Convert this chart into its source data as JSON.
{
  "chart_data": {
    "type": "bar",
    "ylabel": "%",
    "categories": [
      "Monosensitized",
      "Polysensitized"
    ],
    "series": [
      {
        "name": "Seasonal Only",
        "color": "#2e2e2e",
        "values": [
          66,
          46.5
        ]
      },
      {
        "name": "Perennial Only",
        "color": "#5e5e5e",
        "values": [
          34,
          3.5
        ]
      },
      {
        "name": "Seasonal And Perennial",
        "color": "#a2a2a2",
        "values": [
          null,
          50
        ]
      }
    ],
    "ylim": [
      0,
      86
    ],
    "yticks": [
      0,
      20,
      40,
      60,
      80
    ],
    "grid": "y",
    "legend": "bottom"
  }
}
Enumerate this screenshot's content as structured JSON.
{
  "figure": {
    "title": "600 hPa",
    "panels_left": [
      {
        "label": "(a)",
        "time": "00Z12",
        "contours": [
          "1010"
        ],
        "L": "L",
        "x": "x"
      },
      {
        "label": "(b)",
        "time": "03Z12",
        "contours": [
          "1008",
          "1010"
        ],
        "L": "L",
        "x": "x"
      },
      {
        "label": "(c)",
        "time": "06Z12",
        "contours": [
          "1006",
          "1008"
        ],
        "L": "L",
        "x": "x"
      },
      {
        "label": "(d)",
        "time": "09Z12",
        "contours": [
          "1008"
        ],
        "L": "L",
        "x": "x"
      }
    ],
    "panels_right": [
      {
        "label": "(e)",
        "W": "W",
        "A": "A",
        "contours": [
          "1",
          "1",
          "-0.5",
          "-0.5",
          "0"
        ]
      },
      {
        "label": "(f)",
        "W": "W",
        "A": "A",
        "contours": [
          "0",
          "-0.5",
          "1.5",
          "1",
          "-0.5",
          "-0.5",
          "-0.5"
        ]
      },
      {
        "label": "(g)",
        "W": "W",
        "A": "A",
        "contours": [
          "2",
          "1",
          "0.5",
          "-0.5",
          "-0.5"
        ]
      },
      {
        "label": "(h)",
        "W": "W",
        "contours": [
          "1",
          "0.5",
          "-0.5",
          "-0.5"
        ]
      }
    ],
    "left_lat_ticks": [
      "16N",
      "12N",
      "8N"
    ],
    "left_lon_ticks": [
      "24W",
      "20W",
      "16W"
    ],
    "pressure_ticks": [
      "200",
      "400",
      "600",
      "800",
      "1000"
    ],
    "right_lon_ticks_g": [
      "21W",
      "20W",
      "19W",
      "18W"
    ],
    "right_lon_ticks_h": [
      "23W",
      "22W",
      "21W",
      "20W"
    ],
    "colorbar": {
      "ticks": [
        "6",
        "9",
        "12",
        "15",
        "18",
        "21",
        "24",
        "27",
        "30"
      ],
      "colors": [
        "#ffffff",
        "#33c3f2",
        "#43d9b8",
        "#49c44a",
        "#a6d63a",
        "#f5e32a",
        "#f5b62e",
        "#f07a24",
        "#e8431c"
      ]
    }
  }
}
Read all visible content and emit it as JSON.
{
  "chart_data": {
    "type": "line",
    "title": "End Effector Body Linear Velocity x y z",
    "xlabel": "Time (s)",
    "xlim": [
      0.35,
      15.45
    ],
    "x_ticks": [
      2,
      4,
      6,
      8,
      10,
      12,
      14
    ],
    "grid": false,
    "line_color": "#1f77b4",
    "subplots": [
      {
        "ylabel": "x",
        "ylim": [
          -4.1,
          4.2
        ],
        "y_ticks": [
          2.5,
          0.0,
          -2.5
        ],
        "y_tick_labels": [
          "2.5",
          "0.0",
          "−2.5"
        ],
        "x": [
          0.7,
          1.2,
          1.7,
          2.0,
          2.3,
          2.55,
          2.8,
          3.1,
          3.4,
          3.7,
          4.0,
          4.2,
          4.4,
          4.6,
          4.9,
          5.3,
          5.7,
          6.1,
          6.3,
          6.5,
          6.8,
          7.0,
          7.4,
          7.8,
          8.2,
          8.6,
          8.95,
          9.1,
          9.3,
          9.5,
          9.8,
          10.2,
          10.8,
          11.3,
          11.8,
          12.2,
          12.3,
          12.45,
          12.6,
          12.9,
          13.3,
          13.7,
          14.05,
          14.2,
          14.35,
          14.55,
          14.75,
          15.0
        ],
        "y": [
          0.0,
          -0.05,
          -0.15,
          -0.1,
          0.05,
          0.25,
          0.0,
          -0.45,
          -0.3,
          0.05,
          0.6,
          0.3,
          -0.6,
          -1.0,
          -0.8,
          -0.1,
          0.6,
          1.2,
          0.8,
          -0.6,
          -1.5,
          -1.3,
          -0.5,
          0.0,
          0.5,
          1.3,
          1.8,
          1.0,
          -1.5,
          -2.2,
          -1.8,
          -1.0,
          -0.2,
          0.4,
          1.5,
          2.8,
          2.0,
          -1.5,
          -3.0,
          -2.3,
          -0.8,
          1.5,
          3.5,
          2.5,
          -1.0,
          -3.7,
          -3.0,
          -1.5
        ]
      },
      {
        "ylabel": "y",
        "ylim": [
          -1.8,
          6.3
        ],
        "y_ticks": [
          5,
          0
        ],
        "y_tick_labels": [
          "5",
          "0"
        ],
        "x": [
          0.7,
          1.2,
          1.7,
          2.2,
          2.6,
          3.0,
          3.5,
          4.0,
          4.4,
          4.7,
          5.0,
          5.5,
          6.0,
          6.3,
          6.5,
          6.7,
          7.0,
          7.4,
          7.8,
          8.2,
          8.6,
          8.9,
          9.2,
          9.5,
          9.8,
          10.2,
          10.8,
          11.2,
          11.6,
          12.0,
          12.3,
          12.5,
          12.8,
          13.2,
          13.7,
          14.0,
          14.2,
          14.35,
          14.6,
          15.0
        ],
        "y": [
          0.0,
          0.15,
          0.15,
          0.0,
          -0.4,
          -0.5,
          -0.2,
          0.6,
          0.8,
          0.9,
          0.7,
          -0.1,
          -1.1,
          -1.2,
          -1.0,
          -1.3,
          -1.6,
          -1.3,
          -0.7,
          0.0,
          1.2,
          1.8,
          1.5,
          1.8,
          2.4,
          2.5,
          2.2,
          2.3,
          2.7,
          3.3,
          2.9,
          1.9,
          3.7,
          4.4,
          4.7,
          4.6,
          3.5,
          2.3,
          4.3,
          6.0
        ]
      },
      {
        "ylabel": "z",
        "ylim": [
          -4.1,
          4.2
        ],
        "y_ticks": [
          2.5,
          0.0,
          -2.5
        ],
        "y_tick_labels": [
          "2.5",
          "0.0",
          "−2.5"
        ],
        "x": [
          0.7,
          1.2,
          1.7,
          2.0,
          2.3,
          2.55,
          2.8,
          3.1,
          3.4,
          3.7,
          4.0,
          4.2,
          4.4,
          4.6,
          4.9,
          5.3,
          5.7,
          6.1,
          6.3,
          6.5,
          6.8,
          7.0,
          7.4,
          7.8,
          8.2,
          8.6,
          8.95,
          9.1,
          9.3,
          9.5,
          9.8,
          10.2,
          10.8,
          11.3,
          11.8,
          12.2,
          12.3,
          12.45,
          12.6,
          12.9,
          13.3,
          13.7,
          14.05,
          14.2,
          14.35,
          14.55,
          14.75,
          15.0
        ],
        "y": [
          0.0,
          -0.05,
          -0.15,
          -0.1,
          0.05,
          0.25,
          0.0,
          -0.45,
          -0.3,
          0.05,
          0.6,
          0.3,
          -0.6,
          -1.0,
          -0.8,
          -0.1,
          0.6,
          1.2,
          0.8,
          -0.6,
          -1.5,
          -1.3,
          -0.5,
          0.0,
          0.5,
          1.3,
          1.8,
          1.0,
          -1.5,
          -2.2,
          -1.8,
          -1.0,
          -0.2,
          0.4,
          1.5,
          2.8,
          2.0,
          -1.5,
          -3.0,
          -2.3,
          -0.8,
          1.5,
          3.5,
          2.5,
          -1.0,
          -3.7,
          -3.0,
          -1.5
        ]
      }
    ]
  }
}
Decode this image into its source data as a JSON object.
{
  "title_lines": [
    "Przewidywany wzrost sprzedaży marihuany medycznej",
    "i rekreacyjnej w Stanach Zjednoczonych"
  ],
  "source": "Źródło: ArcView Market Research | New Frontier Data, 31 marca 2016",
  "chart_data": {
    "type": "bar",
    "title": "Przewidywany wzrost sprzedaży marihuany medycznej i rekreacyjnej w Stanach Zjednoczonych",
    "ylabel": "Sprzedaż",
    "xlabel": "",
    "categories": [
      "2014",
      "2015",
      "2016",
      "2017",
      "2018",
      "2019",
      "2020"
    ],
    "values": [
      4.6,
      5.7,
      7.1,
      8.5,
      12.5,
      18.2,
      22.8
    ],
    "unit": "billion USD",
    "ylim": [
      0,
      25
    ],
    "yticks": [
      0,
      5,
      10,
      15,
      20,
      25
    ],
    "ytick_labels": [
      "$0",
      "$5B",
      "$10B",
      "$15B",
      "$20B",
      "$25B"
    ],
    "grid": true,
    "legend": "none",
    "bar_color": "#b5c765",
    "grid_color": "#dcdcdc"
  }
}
________________________________________
> _SHORT PROBLEM_
Report every line in the data above in which the word "this" appears.

> _FINISHED EXERCISE_
Convert this chart into its source data as JSON.
Enumerate this screenshot's content as structured JSON.
Decode this image into its source data as a JSON object.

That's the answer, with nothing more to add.